#### Listed entries
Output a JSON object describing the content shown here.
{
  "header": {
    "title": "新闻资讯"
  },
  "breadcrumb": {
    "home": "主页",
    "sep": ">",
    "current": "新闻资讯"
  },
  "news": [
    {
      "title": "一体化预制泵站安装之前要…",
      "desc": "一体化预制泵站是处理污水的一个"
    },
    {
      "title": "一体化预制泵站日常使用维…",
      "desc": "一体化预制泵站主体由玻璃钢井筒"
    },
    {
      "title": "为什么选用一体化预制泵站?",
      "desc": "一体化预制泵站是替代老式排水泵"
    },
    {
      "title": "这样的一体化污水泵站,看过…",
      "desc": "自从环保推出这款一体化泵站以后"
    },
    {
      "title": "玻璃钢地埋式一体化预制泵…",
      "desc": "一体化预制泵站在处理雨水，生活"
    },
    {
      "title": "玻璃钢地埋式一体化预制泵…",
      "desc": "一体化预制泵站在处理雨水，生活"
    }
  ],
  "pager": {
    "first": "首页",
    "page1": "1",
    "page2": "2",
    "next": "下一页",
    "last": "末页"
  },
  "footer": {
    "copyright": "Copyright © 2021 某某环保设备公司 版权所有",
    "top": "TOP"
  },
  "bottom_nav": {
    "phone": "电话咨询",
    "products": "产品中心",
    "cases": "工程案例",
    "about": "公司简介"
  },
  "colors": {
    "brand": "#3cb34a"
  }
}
########
Stated problem:
Go through the records and print each one exactly.

Exercise result:
Output a JSON object describing the content shown here.
{
  "header": {
    "title": "新闻资讯"
  },
  "breadcrumb": {
    "home": "主页",
    "sep": ">",
    "current": "新闻资讯"
  },
  "news": [
    {
      "title": "一体化预制泵站安装之前要…",
      "desc": "一体化预制泵站是处理污水的一个"
    },
    {
      "title": "一体化预制泵站日常使用维…",
      "desc": "一体化预制泵站主体由玻璃钢井筒"
    },
    {
      "title": "为什么选用一体化预制泵站?",
      "desc": "一体化预制泵站是替代老式排水泵"
    },
    {
      "title": "这样的一体化污水泵站,看过…",
      "desc": "自从环保推出这款一体化泵站以后"
    },
    {
      "title": "玻璃钢地埋式一体化预制泵…",
      "desc": "一体化预制泵站在处理雨水，生活"
    },
    {
      "title": "玻璃钢地埋式一体化预制泵…",
      "desc": "一体化预制泵站在处理雨水，生活"
    }
  ],
  "pager": {
    "first": "首页",
    "page1": "1",
    "page2": "2",
    "next": "下一页",
    "last": "末页"
  },
  "footer": {
    "copyright": "Copyright © 2021 某某环保设备公司 版权所有",
    "top": "TOP"
  },
  "bottom_nav": {
    "phone": "电话咨询",
    "products": "产品中心",
    "cases": "工程案例",
    "about": "公司简介"
  },
  "colors": {
    "brand": "#3cb34a"
  }
}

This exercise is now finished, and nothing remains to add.